Records of document pages and text
★ ★ ★ ★
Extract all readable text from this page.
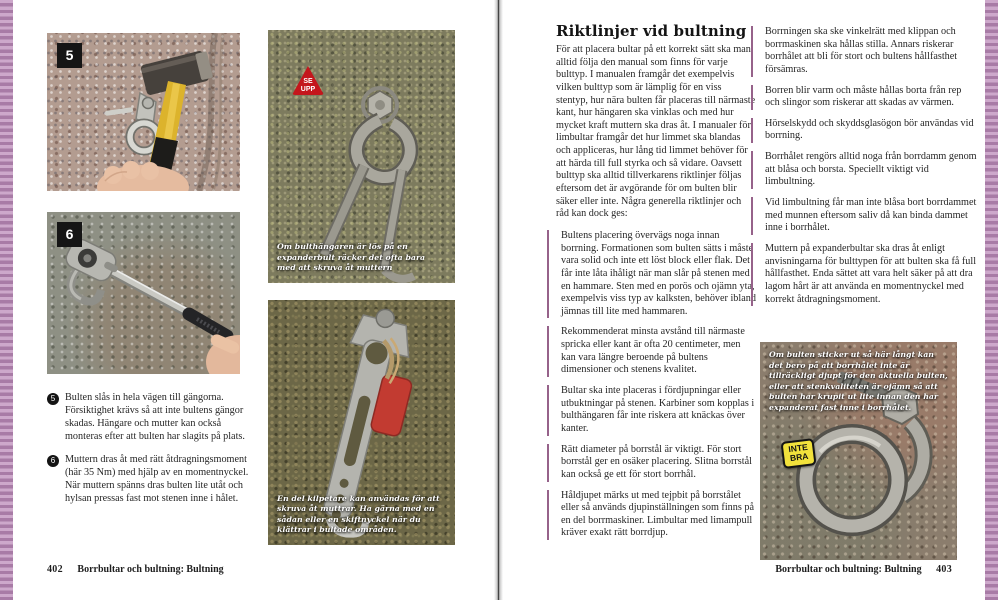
5
6
5 Bulten slås in hela vägen till gängorna. Försiktighet krävs så att inte bultens gängor skadas. Hängare och mutter kan också monteras efter att bulten har slagits på plats.

6 Muttern dras åt med rätt åtdragningsmoment (här 35 Nm) med hjälp av en momentnyckel. När muttern spänns dras bulten lite utåt och hylsan pressas fast mot stenen inne i hålet.

SE
UPP
Om bulthängaren är lös på en expanderbult räcker det ofta bara med att skruva åt muttern
En del kilpetare kan användas för att skruva åt muttrar. Ha gärna med en sådan eller en skiftnyckel när du klättrar i bultade områden.
402 Borrbultar och bultning: Bultning
Riktlinjer vid bultning

För att placera bultar på ett korrekt sätt ska man alltid följa den manual som finns för varje bulttyp. I manualen framgår det exempelvis vilken bulttyp som är lämplig för en viss stentyp, hur nära bulten får placeras till närmaste kant, hur hängaren ska vinklas och med hur mycket kraft muttern ska dras åt. I manualer för limbultar framgår det hur limmet ska blandas och appliceras, hur lång tid limmet behöver för att härda till full styrka och så vidare. Oavsett bulttyp ska alltid tillverkarens riktlinjer följas eftersom det är avgörande för om bulten blir säker eller inte. Några generella riktlinjer och råd kan dock ges:

Bultens placering övervägs noga innan borrning. Formationen som bulten sätts i måste vara solid och inte ett löst block eller flak. Det får inte låta ihåligt när man slår på stenen med en hammare. Sten med en porös och ojämn yta, exempelvis viss typ av kalksten, behöver ibland jämnas till lite med hammaren.

Rekommenderat minsta avstånd till närmaste spricka eller kant är ofta 20 centimeter, men kan vara längre beroende på bultens dimensioner och stenens kvalitet.

Bultar ska inte placeras i fördjupningar eller utbuktningar på stenen. Karbiner som kopplas i bulthängaren får inte riskera att knäckas över kanter.

Rätt diameter på borrstål är viktigt. För stort borrstål ger en osäker placering. Slitna borrstål kan också ge ett för stort borrhål.

Håldjupet märks ut med tejpbit på borrstålet eller så används djupinställningen som finns på en del borrmaskiner. Limbultar med limampull kräver exakt rätt borrdjup.

Borrningen ska ske vinkelrätt med klippan och borrmaskinen ska hållas stilla. Annars riskerar borrhålet att bli för stort och bultens hållfasthet försämras.

Borren blir varm och måste hållas borta från rep och slingor som riskerar att skadas av värmen.

Hörselskydd och skyddsglasögon bör användas vid borrning.

Borrhålet rengörs alltid noga från borrdamm genom att blåsa och borsta. Speciellt viktigt vid limbultning.

Vid limbultning får man inte blåsa bort borrdammet med munnen eftersom saliv då kan binda dammet inne i borrhålet.

Muttern på expanderbultar ska dras åt enligt anvisningarna för bulttypen för att bulten ska få full hållfasthet. Enda sättet att vara helt säker på att dra lagom hårt är att använda en momentnyckel med korrekt åtdragningsmoment.

Om bulten sticker ut så här långt kan det bero på att borrhålet inte är tillräckligt djupt för den aktuella bulten, eller att stenkvaliteten är ojämn så att bulten har krupit ut lite innan den har expanderat fast inne i borrhålet.
INTE
BRA
Borrbultar och bultning: Bultning 403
★ ★ ★ ★
WHAT TO WORK ON: Every line above goes into your copy exactly; no images go in.

SOLUTION TO THE EXERCISE:
Extract all readable text from this page.
5
6
5 Bulten slås in hela vägen till gängorna. Försiktighet krävs så att inte bultens gängor skadas. Hängare och mutter kan också monteras efter att bulten har slagits på plats.

6 Muttern dras åt med rätt åtdragningsmoment (här 35 Nm) med hjälp av en momentnyckel. När muttern spänns dras bulten lite utåt och hylsan pressas fast mot stenen inne i hålet.

SE
UPP
Om bulthängaren är lös på en expanderbult räcker det ofta bara med att skruva åt muttern
En del kilpetare kan användas för att skruva åt muttrar. Ha gärna med en sådan eller en skiftnyckel när du klättrar i bultade områden.
402 Borrbultar och bultning: Bultning
Riktlinjer vid bultning

För att placera bultar på ett korrekt sätt ska man alltid följa den manual som finns för varje bulttyp. I manualen framgår det exempelvis vilken bulttyp som är lämplig för en viss stentyp, hur nära bulten får placeras till närmaste kant, hur hängaren ska vinklas och med hur mycket kraft muttern ska dras åt. I manualer för limbultar framgår det hur limmet ska blandas och appliceras, hur lång tid limmet behöver för att härda till full styrka och så vidare. Oavsett bulttyp ska alltid tillverkarens riktlinjer följas eftersom det är avgörande för om bulten blir säker eller inte. Några generella riktlinjer och råd kan dock ges:

Bultens placering övervägs noga innan borrning. Formationen som bulten sätts i måste vara solid och inte ett löst block eller flak. Det får inte låta ihåligt när man slår på stenen med en hammare. Sten med en porös och ojämn yta, exempelvis viss typ av kalksten, behöver ibland jämnas till lite med hammaren.

Rekommenderat minsta avstånd till närmaste spricka eller kant är ofta 20 centimeter, men kan vara längre beroende på bultens dimensioner och stenens kvalitet.

Bultar ska inte placeras i fördjupningar eller utbuktningar på stenen. Karbiner som kopplas i bulthängaren får inte riskera att knäckas över kanter.

Rätt diameter på borrstål är viktigt. För stort borrstål ger en osäker placering. Slitna borrstål kan också ge ett för stort borrhål.

Håldjupet märks ut med tejpbit på borrstålet eller så används djupinställningen som finns på en del borrmaskiner. Limbultar med limampull kräver exakt rätt borrdjup.

Borrningen ska ske vinkelrätt med klippan och borrmaskinen ska hållas stilla. Annars riskerar borrhålet att bli för stort och bultens hållfasthet försämras.

Borren blir varm och måste hållas borta från rep och slingor som riskerar att skadas av värmen.

Hörselskydd och skyddsglasögon bör användas vid borrning.

Borrhålet rengörs alltid noga från borrdamm genom att blåsa och borsta. Speciellt viktigt vid limbultning.

Vid limbultning får man inte blåsa bort borrdammet med munnen eftersom saliv då kan binda dammet inne i borrhålet.

Muttern på expanderbultar ska dras åt enligt anvisningarna för bulttypen för att bulten ska få full hållfasthet. Enda sättet att vara helt säker på att dra lagom hårt är att använda en momentnyckel med korrekt åtdragningsmoment.

Om bulten sticker ut så här långt kan det bero på att borrhålet inte är tillräckligt djupt för den aktuella bulten, eller att stenkvaliteten är ojämn så att bulten har krupit ut lite innan den har expanderat fast inne i borrhålet.
INTE
BRA
Borrbultar och bultning: Bultning 403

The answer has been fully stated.